• [ASSIGNED TASK]: Extract each line from the entries below that has the string "name" in it.

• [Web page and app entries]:
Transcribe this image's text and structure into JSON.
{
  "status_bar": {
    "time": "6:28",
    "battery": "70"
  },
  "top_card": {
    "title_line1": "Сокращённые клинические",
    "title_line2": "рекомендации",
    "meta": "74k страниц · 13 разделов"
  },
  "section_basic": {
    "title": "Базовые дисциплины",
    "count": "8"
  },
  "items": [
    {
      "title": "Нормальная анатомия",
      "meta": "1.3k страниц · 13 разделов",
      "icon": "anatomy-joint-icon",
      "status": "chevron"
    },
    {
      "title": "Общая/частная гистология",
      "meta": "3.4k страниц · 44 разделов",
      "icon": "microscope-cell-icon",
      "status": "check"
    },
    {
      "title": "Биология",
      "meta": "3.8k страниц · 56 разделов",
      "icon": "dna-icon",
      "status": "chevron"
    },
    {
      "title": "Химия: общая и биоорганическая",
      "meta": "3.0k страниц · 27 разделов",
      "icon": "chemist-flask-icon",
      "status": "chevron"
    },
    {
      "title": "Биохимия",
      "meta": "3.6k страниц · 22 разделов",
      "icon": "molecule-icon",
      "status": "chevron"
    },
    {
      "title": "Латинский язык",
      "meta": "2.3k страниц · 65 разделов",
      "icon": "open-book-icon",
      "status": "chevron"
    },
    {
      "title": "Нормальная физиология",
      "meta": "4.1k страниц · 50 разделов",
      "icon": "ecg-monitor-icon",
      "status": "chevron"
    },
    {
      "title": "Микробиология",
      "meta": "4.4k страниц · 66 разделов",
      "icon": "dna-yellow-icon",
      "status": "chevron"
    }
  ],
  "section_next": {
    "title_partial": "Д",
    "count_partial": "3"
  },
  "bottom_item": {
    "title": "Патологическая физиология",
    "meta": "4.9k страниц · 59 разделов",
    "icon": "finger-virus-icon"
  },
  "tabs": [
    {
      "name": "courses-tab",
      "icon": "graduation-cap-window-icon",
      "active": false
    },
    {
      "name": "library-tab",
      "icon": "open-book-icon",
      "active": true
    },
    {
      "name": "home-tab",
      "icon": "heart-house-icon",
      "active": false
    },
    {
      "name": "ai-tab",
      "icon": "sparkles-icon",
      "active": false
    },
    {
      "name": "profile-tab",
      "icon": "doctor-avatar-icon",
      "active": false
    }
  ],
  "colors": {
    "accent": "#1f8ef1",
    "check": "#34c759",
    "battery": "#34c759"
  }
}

• [COMPLETED EXERCISE]:
      "name": "courses-tab",
      "name": "library-tab",
      "name": "home-tab",
      "name": "ai-tab",
      "name": "profile-tab",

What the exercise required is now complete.